WHAT YOU NEED TO DO: Find the string "rate" in the data, then copy every line where it is found.

SUPPLIED RECORDS:
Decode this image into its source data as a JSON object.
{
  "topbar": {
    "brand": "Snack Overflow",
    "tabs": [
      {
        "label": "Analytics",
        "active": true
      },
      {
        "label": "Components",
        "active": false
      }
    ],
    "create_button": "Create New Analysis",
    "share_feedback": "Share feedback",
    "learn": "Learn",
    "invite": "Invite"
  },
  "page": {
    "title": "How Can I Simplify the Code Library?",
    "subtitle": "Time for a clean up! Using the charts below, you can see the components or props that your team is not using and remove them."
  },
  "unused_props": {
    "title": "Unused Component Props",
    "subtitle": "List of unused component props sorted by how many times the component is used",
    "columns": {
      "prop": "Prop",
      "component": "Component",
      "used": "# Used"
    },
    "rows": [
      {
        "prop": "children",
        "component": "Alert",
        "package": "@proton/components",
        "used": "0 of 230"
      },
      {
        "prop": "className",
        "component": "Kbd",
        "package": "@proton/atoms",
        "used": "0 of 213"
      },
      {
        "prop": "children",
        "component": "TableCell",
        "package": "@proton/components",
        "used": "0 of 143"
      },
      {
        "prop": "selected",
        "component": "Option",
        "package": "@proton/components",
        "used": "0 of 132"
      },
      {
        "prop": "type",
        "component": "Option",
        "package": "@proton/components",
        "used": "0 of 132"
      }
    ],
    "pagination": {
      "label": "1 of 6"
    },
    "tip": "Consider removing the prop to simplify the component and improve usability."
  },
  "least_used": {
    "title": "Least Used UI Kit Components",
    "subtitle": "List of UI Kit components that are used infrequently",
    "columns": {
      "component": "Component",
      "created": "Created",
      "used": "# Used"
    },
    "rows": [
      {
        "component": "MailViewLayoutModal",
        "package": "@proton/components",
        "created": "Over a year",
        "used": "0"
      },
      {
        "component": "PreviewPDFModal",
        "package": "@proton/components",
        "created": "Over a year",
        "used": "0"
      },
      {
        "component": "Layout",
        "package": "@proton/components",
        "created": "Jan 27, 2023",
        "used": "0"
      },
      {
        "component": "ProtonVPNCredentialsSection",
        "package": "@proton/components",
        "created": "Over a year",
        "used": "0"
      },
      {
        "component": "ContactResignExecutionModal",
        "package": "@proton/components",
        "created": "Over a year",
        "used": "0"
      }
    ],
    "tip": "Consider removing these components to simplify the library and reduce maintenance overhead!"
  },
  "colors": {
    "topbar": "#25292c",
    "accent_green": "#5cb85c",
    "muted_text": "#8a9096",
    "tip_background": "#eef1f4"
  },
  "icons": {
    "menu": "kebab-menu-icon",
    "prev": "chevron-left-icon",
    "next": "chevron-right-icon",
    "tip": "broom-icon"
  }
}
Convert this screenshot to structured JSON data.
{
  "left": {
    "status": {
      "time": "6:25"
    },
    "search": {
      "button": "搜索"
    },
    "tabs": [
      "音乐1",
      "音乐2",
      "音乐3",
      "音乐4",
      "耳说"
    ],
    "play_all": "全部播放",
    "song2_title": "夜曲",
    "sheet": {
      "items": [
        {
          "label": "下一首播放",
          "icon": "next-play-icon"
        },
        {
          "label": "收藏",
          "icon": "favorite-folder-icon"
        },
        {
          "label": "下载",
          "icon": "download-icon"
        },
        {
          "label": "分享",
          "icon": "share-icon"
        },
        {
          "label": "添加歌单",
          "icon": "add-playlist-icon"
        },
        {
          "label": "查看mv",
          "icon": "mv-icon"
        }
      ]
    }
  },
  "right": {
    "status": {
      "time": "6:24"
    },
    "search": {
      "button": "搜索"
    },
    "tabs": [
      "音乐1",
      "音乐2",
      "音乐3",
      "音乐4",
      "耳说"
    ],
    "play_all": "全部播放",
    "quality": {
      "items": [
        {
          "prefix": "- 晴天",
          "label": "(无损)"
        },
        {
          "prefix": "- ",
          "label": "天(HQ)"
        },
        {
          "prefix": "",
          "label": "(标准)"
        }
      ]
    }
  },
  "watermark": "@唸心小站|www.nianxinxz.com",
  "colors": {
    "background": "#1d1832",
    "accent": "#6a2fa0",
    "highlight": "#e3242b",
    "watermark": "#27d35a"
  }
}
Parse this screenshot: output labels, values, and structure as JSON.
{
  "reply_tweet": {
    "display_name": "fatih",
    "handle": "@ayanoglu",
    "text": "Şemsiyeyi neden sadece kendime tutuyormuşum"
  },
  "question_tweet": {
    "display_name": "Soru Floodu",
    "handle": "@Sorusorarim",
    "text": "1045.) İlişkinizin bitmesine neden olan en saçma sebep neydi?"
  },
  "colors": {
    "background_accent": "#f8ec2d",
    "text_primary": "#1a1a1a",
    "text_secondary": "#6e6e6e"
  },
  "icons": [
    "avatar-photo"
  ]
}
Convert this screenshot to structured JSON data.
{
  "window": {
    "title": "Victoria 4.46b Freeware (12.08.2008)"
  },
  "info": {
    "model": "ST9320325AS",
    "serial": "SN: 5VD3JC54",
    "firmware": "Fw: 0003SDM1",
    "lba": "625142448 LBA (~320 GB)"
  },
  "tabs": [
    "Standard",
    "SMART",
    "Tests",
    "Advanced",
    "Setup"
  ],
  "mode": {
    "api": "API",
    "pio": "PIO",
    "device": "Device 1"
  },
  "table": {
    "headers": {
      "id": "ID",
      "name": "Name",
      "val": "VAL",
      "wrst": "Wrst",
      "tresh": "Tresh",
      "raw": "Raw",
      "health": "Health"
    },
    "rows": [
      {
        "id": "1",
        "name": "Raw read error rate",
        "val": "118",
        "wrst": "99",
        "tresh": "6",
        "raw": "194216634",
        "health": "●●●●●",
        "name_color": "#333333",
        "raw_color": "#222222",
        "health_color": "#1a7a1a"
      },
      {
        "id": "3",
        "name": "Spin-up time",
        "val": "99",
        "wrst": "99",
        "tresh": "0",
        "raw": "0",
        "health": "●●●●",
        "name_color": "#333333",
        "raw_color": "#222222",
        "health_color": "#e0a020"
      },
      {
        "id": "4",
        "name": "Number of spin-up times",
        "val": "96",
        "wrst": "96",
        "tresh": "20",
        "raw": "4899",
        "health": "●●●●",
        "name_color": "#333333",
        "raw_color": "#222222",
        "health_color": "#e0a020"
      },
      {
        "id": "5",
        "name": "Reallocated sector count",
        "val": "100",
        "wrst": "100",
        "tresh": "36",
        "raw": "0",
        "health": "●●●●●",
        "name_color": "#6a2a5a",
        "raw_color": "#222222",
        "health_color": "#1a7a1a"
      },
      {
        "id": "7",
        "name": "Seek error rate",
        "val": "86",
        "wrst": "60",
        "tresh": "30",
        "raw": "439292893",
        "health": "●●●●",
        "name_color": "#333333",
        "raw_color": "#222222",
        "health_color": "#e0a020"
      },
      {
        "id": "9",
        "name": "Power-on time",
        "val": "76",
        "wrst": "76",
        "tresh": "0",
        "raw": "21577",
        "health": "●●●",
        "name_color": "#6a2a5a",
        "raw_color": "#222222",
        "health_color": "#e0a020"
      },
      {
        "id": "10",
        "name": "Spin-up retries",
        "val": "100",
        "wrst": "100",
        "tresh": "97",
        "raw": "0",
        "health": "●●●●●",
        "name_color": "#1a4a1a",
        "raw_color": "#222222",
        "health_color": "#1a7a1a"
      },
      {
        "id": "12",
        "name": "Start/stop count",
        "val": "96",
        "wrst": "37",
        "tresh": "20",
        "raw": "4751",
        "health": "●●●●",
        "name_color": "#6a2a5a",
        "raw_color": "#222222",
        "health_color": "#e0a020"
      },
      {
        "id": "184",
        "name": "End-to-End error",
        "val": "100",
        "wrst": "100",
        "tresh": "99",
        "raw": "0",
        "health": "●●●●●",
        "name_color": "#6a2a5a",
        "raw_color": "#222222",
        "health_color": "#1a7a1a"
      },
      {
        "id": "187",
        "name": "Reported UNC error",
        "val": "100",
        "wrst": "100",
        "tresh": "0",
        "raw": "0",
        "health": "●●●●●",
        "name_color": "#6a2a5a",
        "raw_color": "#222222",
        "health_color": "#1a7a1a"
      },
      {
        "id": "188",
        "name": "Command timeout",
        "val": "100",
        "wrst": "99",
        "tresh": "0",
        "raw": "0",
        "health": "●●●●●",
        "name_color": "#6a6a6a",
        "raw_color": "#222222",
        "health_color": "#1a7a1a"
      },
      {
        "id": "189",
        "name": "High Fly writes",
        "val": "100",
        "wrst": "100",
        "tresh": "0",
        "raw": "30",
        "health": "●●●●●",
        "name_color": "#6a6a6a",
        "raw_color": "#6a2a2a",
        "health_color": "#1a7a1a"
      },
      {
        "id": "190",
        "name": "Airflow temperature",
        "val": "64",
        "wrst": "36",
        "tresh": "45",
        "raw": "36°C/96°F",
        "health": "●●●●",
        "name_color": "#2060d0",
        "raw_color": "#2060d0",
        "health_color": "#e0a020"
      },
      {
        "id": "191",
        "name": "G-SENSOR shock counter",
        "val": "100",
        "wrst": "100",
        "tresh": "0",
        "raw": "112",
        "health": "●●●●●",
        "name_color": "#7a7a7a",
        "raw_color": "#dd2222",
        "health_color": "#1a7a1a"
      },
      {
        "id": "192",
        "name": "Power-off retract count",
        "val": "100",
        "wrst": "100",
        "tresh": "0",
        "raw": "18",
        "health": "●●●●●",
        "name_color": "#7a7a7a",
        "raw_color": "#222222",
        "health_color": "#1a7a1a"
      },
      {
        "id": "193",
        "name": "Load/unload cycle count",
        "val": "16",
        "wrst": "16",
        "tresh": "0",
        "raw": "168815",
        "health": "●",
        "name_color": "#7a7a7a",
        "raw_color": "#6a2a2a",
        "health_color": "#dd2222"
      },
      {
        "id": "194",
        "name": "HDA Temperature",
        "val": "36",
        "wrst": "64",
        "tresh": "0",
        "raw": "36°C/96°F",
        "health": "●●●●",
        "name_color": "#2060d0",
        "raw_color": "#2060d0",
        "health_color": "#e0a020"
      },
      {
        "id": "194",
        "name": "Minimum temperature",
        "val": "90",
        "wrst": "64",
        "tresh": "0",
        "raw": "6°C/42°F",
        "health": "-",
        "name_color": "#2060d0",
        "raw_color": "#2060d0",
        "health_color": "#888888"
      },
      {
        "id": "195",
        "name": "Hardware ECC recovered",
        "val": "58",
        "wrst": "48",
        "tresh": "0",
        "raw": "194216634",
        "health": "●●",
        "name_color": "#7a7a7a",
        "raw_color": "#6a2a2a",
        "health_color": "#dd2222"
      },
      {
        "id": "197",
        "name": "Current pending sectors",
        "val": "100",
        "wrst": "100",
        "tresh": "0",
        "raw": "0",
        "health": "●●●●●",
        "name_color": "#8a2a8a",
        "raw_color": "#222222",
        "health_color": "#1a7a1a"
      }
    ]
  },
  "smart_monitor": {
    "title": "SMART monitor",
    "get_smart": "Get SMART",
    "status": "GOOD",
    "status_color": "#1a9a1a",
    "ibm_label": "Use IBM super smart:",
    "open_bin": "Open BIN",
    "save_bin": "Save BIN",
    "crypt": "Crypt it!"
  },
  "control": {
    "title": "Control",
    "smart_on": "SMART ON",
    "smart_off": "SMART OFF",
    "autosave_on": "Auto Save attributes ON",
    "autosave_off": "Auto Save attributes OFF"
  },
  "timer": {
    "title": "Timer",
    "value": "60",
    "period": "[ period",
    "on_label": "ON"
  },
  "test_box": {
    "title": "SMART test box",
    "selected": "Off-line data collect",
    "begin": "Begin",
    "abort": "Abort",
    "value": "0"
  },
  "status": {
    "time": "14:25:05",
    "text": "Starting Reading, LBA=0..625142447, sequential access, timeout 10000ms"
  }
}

REPLY TO THE EXERCISE:
        "name": "Raw read error rate",
        "name": "Seek error rate",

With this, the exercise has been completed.